## TASK OBJECTIVE
Summarize the two nature posts below in two sentences.

## SOURCE
****************
Sunday, 18 June 2017

Wandering Percher


The Wandering Percher Diplacodes bipunctata is a more or less ubiquitous dragonfly in Australia (except for Tasmania). This one is male and was photographed in south-east Queensland. They commonly perch on the ground or rocks rather than vegetation. The species is an early coloniser of newly created ponds. It is in the Libellulidae family of dragonflies and looks remarkably similar to members of that family present in France. 

Saturday, 17 June 2017

Visiting the Valerian


One of the places we took Annette and Bruce when they visited from Australia recently was Ferrière Larçon. Along the path to Saint Mandé's magic spring the Red Valerian Centranthus ruber (Fr. Valériane rouge) growing on the wall was teaming with lepidoptera.

Annette, Bruce and Simon heading back towards the church.

Male Brimstone  Gonepteryx rhamni (Fr. Citron).
 Very common.

 Dark Green Fritillary Argynnis aglaja (Fr. Grand Nacré).
This is a new species for me, so I was rather excited. The field guide says it is common and conspicuous in the Touraine Loire Valley and the Brenne, but somehow it has never flitted across my eyeline. Its caterpillar food plant is wild violets (Hairy Violet, Marsh Violet) and the adult butterfly frequents flowery grassland, forest edges and heathland.

Dark Green Fritillary.

Hummingbird Hawk Moth Macroglossum stellartarum (Fr. Moro sphinx).

Peacock Aglais io (Fr. Paon du jour).
Very common.

These were by no means the only species enjoying the valerian. There were also Small Whites, Painted Ladies, Meadow Browns and Broad Bordered Bee Hawk Moths.
****************
## SUPPLIED DATA

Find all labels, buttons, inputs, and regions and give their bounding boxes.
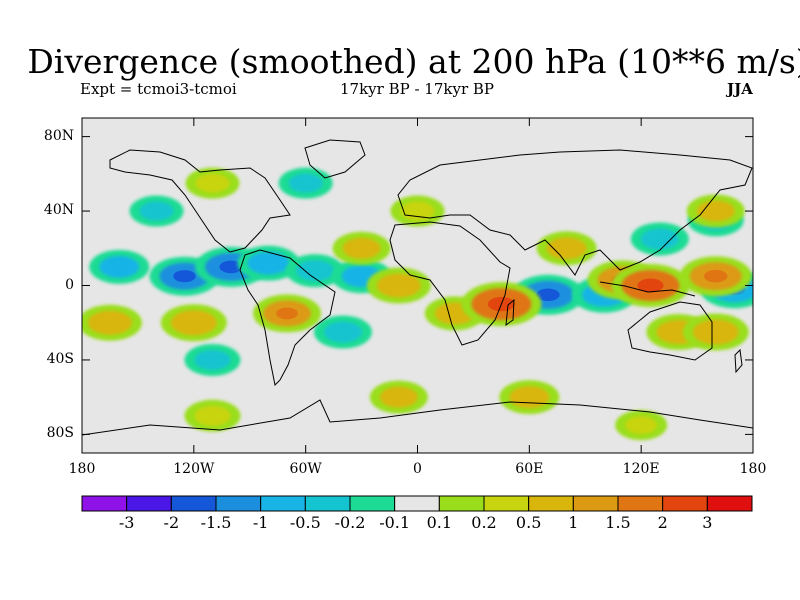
****************
## THE COMPLETED TASK
The Wandering Percher, Diplacodes bipunctata, is a dragonfly found across most of Australia except Tasmania that commonly perches on the ground or rocks and is an early colonizer of newly created ponds. At Ferrière Larçon, Red Valerian growing on a wall along the path to Saint Mandé's magic spring was teeming with lepidoptera, including a Dark Green Fritillary that was a new species for the writer, as well as Brimstones, Peacocks, a Hummingbird Hawk Moth and several other species.